#### PROVIDED DATA

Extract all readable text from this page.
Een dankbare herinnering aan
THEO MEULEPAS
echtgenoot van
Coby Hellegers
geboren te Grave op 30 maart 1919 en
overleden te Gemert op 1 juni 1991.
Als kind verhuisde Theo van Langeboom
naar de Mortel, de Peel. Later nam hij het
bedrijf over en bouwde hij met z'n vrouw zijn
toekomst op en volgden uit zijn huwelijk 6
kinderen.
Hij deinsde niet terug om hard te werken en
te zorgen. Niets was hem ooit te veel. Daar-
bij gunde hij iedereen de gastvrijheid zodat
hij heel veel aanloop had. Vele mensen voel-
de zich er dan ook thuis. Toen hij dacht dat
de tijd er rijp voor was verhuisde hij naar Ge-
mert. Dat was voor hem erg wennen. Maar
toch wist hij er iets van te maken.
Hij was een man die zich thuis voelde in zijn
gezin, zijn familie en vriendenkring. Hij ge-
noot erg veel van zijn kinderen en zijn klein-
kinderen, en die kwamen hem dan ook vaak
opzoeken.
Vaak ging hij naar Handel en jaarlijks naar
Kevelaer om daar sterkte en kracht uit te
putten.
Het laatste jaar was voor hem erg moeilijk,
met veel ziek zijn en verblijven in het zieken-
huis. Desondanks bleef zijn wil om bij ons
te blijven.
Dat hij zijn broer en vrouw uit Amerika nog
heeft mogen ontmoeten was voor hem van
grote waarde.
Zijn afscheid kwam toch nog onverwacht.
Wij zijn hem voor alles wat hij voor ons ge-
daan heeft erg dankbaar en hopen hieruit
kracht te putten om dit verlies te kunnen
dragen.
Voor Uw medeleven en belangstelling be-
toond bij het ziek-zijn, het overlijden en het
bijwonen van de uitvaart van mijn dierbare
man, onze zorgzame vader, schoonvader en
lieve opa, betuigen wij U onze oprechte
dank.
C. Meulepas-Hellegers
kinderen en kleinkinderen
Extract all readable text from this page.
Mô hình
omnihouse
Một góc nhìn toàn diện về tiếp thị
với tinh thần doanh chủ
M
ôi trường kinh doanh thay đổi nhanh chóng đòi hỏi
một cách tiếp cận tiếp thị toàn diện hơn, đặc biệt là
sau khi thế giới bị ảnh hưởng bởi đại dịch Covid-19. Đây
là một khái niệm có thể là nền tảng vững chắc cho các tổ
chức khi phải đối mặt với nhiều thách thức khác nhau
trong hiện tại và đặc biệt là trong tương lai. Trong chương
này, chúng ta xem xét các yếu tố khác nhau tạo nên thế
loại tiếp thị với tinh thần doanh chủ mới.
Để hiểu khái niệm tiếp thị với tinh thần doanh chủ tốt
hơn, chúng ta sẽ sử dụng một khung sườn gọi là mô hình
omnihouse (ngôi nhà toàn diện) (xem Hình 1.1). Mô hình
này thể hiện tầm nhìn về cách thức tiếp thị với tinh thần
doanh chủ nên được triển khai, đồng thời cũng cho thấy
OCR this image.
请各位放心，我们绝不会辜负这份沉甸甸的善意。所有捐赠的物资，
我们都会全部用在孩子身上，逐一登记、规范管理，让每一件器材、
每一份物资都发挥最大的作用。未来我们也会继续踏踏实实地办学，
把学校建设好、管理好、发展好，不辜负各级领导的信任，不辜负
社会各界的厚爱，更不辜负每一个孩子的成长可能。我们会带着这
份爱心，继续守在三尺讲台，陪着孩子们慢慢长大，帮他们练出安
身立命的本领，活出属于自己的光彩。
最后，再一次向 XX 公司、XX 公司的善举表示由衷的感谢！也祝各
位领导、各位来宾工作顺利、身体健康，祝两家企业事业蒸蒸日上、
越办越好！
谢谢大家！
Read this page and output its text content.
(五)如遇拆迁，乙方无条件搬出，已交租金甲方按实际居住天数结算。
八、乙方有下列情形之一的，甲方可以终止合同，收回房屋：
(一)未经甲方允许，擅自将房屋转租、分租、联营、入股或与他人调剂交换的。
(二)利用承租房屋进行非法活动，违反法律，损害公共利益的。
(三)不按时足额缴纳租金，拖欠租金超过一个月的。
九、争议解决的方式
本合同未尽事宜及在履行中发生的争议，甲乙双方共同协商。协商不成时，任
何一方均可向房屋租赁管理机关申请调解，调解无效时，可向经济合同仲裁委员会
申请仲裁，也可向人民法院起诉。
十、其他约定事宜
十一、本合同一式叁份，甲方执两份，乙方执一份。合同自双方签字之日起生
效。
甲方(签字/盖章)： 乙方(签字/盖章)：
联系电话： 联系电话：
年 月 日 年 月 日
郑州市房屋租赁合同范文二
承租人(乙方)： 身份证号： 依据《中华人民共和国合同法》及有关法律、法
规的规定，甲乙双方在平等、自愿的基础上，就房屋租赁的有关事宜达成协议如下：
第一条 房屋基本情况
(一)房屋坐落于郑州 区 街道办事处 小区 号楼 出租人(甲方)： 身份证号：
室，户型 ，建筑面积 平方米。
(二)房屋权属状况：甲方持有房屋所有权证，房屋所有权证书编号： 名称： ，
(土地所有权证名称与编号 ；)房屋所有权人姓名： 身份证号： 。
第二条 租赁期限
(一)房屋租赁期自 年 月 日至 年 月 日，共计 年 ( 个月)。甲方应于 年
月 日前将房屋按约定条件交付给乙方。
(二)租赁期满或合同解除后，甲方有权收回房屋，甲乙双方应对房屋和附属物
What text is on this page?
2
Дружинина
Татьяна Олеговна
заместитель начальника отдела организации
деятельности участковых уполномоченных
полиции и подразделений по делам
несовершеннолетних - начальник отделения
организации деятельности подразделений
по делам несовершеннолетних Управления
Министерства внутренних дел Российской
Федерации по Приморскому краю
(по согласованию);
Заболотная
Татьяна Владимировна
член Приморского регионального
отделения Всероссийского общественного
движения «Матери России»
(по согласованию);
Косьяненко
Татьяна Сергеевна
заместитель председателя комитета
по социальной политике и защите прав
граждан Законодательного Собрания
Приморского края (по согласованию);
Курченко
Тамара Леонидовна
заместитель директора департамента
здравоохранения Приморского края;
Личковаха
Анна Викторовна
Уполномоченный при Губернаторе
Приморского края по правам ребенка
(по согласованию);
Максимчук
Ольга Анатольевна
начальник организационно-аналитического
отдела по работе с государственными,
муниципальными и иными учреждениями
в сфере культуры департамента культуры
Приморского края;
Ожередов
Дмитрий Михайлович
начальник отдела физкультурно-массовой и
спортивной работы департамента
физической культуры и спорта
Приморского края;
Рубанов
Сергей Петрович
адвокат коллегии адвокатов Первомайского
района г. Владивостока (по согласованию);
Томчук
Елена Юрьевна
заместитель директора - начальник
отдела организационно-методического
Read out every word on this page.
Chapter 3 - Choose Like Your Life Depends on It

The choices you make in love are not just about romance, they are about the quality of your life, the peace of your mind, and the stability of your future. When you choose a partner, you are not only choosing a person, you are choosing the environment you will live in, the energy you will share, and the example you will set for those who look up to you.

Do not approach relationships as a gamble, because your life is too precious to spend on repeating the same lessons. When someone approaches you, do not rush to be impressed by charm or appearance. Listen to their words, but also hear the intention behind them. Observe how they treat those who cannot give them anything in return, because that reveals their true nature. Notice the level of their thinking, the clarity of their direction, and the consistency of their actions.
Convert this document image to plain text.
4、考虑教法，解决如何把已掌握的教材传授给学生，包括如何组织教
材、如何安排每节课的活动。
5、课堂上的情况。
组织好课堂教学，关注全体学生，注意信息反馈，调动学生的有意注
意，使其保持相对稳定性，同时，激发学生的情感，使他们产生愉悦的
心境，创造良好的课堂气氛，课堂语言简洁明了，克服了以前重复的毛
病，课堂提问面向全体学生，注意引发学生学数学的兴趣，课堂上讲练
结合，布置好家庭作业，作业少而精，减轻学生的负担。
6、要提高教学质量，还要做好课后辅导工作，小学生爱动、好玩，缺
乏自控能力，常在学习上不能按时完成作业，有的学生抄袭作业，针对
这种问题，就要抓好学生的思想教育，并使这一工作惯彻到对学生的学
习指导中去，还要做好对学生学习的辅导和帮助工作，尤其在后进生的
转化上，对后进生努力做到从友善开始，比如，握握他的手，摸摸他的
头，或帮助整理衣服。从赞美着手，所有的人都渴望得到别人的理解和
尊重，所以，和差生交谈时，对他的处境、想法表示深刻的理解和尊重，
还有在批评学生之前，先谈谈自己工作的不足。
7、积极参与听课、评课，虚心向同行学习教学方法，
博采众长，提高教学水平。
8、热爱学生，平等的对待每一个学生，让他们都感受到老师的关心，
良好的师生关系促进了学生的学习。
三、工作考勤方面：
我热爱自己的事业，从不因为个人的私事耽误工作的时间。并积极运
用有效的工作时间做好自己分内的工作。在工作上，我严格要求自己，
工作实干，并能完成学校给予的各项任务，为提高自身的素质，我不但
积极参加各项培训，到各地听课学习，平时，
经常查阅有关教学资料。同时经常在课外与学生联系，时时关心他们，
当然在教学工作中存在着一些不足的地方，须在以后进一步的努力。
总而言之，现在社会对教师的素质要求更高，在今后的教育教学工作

########

#### [WHAT YOU ARE ASKED TO DO]
Identify each line in the entries with the word "делам" and copy it.

#### [PROBLEM SOLUTION]
полиции и подразделений по делам
по делам несовершеннолетних Управления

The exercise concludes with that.